— Start —

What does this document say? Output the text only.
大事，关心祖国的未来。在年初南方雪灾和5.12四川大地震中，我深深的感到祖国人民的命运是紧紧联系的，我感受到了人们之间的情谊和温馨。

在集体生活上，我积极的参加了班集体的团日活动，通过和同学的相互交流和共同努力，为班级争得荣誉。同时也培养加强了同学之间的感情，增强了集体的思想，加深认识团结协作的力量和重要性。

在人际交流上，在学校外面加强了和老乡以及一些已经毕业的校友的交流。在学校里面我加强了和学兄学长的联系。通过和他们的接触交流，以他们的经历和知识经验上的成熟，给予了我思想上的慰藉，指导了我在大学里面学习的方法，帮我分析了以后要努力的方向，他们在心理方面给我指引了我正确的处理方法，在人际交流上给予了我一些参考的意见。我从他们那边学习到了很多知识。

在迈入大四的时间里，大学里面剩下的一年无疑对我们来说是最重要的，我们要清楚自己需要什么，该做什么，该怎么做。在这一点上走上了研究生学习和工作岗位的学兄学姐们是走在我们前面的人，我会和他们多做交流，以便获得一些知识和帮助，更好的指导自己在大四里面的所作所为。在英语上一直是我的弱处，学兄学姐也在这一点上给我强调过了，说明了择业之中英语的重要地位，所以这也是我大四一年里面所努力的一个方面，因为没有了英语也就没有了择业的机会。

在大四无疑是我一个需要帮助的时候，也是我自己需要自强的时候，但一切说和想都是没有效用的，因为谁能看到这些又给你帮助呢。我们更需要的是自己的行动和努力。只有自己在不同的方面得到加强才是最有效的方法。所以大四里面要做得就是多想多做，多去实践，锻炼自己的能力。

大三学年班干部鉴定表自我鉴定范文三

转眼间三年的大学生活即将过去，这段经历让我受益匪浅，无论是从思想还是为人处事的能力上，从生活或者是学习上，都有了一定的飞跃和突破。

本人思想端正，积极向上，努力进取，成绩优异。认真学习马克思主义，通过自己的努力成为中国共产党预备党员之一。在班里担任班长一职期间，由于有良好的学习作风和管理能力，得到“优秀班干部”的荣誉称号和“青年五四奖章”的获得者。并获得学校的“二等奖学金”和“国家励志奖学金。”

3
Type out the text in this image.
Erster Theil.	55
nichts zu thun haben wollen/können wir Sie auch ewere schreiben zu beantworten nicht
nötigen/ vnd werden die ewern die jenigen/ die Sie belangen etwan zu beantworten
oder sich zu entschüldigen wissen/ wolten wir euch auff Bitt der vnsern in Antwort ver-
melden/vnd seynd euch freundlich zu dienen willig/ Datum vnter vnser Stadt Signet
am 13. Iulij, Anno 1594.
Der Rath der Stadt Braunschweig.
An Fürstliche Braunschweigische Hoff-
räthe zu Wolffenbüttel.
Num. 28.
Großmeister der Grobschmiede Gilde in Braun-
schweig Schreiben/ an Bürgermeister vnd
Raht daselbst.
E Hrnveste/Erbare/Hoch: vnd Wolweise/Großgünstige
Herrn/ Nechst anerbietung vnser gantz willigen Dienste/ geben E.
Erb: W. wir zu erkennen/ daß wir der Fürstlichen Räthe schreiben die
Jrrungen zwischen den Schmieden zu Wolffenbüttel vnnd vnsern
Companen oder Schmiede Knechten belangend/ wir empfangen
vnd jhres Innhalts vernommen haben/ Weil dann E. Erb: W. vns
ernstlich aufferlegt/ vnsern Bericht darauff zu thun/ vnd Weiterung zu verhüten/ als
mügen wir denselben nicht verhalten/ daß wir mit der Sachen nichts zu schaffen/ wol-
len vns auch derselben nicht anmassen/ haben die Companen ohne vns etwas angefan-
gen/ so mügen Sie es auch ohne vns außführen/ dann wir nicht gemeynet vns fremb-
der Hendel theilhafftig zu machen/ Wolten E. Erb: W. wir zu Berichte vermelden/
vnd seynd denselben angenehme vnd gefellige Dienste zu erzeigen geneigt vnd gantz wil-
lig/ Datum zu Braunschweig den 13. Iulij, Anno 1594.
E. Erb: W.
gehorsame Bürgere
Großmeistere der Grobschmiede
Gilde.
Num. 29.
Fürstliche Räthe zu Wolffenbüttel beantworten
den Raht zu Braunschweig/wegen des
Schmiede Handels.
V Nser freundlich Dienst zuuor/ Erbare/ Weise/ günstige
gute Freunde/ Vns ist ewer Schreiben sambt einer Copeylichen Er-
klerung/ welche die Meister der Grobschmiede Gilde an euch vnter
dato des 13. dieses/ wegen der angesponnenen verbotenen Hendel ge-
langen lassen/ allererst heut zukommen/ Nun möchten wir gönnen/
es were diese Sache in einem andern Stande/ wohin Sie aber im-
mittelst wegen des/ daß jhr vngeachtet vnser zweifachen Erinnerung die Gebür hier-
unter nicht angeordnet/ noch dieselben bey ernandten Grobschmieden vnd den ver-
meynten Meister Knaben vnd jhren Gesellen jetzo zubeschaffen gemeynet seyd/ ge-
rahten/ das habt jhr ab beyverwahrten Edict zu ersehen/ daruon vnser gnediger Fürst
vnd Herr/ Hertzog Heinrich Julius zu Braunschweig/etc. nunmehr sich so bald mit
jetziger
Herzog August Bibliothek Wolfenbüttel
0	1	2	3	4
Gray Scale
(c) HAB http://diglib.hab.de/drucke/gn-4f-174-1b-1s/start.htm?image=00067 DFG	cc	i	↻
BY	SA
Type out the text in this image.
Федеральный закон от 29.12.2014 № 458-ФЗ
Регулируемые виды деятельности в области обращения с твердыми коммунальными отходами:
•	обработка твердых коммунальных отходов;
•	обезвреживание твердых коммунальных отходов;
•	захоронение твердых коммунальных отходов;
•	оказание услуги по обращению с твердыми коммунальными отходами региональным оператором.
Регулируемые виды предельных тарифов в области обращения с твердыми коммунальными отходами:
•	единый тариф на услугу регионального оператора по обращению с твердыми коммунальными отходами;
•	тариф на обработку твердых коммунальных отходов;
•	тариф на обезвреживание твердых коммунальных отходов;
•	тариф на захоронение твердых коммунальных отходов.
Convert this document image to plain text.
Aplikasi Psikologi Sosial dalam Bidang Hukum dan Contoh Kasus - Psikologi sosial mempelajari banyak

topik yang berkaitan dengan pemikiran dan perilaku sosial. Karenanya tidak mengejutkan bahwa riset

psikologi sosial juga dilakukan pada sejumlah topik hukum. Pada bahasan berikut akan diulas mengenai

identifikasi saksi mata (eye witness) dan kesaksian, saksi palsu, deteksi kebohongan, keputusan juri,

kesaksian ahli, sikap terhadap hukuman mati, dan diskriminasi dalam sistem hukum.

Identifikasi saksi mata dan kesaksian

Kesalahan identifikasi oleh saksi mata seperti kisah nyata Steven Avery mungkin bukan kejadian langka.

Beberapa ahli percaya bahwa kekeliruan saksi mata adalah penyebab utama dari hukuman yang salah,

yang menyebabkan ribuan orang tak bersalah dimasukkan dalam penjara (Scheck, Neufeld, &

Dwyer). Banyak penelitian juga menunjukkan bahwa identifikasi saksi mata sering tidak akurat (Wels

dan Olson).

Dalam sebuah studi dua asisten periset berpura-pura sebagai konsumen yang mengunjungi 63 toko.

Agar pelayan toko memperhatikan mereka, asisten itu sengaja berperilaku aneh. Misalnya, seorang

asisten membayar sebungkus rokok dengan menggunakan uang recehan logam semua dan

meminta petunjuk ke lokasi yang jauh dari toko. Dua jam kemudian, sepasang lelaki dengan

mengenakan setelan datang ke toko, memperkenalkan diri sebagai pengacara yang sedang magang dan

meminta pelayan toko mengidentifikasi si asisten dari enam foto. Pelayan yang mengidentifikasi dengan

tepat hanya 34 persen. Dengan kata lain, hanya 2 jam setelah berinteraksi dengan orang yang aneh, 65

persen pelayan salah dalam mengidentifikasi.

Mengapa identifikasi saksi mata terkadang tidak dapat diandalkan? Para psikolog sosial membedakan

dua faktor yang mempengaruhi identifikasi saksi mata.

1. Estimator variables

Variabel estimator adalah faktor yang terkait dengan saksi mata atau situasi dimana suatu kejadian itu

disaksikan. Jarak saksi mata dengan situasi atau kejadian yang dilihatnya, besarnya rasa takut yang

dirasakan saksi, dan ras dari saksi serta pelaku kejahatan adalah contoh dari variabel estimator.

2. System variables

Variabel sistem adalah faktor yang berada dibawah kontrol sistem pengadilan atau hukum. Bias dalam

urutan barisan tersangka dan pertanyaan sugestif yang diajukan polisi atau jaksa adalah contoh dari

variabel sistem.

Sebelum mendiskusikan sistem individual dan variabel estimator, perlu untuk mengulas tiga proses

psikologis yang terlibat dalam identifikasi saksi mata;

— End —

## Given task
Using the entries above, return each line that includes the word "отходов".

## Result for this exercise
•	обработка твердых коммунальных отходов;
•	обезвреживание твердых коммунальных отходов;
•	захоронение твердых коммунальных отходов;
•	тариф на обработку твердых коммунальных отходов;
•	тариф на обезвреживание твердых коммунальных отходов;
•	тариф на захоронение твердых коммунальных отходов.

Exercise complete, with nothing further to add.